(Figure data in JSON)
[start]
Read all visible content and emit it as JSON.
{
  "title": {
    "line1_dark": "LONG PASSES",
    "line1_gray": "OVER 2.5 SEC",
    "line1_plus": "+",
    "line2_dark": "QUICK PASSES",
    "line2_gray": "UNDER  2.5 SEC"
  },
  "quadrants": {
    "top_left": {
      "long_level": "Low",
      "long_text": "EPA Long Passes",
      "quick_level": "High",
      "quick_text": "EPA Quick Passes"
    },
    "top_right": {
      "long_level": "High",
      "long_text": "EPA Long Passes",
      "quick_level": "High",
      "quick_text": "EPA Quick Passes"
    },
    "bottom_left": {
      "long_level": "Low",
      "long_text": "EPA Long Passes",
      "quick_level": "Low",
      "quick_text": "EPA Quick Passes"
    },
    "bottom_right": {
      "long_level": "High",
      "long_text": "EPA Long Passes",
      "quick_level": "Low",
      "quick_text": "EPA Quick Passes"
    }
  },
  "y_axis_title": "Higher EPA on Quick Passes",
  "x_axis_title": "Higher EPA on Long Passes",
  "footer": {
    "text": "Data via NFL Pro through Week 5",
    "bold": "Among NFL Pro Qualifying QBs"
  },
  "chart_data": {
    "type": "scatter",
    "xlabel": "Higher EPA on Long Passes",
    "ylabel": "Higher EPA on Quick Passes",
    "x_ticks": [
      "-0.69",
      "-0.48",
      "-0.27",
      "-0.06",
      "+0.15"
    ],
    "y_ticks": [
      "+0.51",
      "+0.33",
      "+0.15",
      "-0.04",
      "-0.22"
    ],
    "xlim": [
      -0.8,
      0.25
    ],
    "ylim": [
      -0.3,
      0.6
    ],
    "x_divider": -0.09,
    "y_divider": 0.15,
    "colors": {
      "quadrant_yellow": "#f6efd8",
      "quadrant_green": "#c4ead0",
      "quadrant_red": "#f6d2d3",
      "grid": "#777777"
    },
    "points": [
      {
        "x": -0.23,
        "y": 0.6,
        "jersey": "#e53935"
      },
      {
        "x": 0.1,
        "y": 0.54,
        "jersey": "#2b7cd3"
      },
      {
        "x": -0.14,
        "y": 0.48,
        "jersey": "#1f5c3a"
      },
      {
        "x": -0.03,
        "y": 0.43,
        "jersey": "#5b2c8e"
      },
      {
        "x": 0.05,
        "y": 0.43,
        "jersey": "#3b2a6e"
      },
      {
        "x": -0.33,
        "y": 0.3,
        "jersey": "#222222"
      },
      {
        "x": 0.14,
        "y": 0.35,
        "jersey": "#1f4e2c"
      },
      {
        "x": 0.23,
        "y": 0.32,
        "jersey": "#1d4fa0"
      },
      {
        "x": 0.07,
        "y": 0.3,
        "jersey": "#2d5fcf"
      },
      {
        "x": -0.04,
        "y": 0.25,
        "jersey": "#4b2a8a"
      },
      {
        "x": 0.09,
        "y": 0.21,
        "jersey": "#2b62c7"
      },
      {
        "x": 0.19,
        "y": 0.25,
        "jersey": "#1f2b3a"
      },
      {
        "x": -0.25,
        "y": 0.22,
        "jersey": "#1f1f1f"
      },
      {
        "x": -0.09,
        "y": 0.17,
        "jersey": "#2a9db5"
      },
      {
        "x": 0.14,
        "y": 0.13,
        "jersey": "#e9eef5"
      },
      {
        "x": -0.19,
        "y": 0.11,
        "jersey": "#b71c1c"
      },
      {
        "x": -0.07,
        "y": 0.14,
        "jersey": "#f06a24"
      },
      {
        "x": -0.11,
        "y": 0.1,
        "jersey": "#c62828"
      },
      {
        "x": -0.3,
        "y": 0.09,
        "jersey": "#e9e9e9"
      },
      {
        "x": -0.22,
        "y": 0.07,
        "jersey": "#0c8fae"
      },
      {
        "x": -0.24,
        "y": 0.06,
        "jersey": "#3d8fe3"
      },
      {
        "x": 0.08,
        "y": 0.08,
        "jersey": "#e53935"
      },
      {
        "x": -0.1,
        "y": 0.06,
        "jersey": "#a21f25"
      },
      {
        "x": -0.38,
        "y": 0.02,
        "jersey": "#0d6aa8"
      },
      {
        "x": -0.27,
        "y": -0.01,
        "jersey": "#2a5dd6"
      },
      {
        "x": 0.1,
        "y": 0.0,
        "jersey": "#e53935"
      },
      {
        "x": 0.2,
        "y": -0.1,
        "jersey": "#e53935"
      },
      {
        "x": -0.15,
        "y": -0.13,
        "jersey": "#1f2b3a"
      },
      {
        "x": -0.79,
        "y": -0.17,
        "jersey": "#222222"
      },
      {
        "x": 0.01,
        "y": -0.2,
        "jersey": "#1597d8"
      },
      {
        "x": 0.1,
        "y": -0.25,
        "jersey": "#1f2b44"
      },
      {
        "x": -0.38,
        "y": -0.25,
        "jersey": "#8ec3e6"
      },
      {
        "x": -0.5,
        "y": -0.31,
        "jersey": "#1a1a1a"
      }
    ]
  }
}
[end]
▸ Task prompt
Set down all of the data above, word for word.

▸ Exercise output
Read all visible content and emit it as JSON.
{
  "title": {
    "line1_dark": "LONG PASSES",
    "line1_gray": "OVER 2.5 SEC",
    "line1_plus": "+",
    "line2_dark": "QUICK PASSES",
    "line2_gray": "UNDER  2.5 SEC"
  },
  "quadrants": {
    "top_left": {
      "long_level": "Low",
      "long_text": "EPA Long Passes",
      "quick_level": "High",
      "quick_text": "EPA Quick Passes"
    },
    "top_right": {
      "long_level": "High",
      "long_text": "EPA Long Passes",
      "quick_level": "High",
      "quick_text": "EPA Quick Passes"
    },
    "bottom_left": {
      "long_level": "Low",
      "long_text": "EPA Long Passes",
      "quick_level": "Low",
      "quick_text": "EPA Quick Passes"
    },
    "bottom_right": {
      "long_level": "High",
      "long_text": "EPA Long Passes",
      "quick_level": "Low",
      "quick_text": "EPA Quick Passes"
    }
  },
  "y_axis_title": "Higher EPA on Quick Passes",
  "x_axis_title": "Higher EPA on Long Passes",
  "footer": {
    "text": "Data via NFL Pro through Week 5",
    "bold": "Among NFL Pro Qualifying QBs"
  },
  "chart_data": {
    "type": "scatter",
    "xlabel": "Higher EPA on Long Passes",
    "ylabel": "Higher EPA on Quick Passes",
    "x_ticks": [
      "-0.69",
      "-0.48",
      "-0.27",
      "-0.06",
      "+0.15"
    ],
    "y_ticks": [
      "+0.51",
      "+0.33",
      "+0.15",
      "-0.04",
      "-0.22"
    ],
    "xlim": [
      -0.8,
      0.25
    ],
    "ylim": [
      -0.3,
      0.6
    ],
    "x_divider": -0.09,
    "y_divider": 0.15,
    "colors": {
      "quadrant_yellow": "#f6efd8",
      "quadrant_green": "#c4ead0",
      "quadrant_red": "#f6d2d3",
      "grid": "#777777"
    },
    "points": [
      {
        "x": -0.23,
        "y": 0.6,
        "jersey": "#e53935"
      },
      {
        "x": 0.1,
        "y": 0.54,
        "jersey": "#2b7cd3"
      },
      {
        "x": -0.14,
        "y": 0.48,
        "jersey": "#1f5c3a"
      },
      {
        "x": -0.03,
        "y": 0.43,
        "jersey": "#5b2c8e"
      },
      {
        "x": 0.05,
        "y": 0.43,
        "jersey": "#3b2a6e"
      },
      {
        "x": -0.33,
        "y": 0.3,
        "jersey": "#222222"
      },
      {
        "x": 0.14,
        "y": 0.35,
        "jersey": "#1f4e2c"
      },
      {
        "x": 0.23,
        "y": 0.32,
        "jersey": "#1d4fa0"
      },
      {
        "x": 0.07,
        "y": 0.3,
        "jersey": "#2d5fcf"
      },
      {
        "x": -0.04,
        "y": 0.25,
        "jersey": "#4b2a8a"
      },
      {
        "x": 0.09,
        "y": 0.21,
        "jersey": "#2b62c7"
      },
      {
        "x": 0.19,
        "y": 0.25,
        "jersey": "#1f2b3a"
      },
      {
        "x": -0.25,
        "y": 0.22,
        "jersey": "#1f1f1f"
      },
      {
        "x": -0.09,
        "y": 0.17,
        "jersey": "#2a9db5"
      },
      {
        "x": 0.14,
        "y": 0.13,
        "jersey": "#e9eef5"
      },
      {
        "x": -0.19,
        "y": 0.11,
        "jersey": "#b71c1c"
      },
      {
        "x": -0.07,
        "y": 0.14,
        "jersey": "#f06a24"
      },
      {
        "x": -0.11,
        "y": 0.1,
        "jersey": "#c62828"
      },
      {
        "x": -0.3,
        "y": 0.09,
        "jersey": "#e9e9e9"
      },
      {
        "x": -0.22,
        "y": 0.07,
        "jersey": "#0c8fae"
      },
      {
        "x": -0.24,
        "y": 0.06,
        "jersey": "#3d8fe3"
      },
      {
        "x": 0.08,
        "y": 0.08,
        "jersey": "#e53935"
      },
      {
        "x": -0.1,
        "y": 0.06,
        "jersey": "#a21f25"
      },
      {
        "x": -0.38,
        "y": 0.02,
        "jersey": "#0d6aa8"
      },
      {
        "x": -0.27,
        "y": -0.01,
        "jersey": "#2a5dd6"
      },
      {
        "x": 0.1,
        "y": 0.0,
        "jersey": "#e53935"
      },
      {
        "x": 0.2,
        "y": -0.1,
        "jersey": "#e53935"
      },
      {
        "x": -0.15,
        "y": -0.13,
        "jersey": "#1f2b3a"
      },
      {
        "x": -0.79,
        "y": -0.17,
        "jersey": "#222222"
      },
      {
        "x": 0.01,
        "y": -0.2,
        "jersey": "#1597d8"
      },
      {
        "x": 0.1,
        "y": -0.25,
        "jersey": "#1f2b44"
      },
      {
        "x": -0.38,
        "y": -0.25,
        "jersey": "#8ec3e6"
      },
      {
        "x": -0.5,
        "y": -0.31,
        "jersey": "#1a1a1a"
      }
    ]
  }
}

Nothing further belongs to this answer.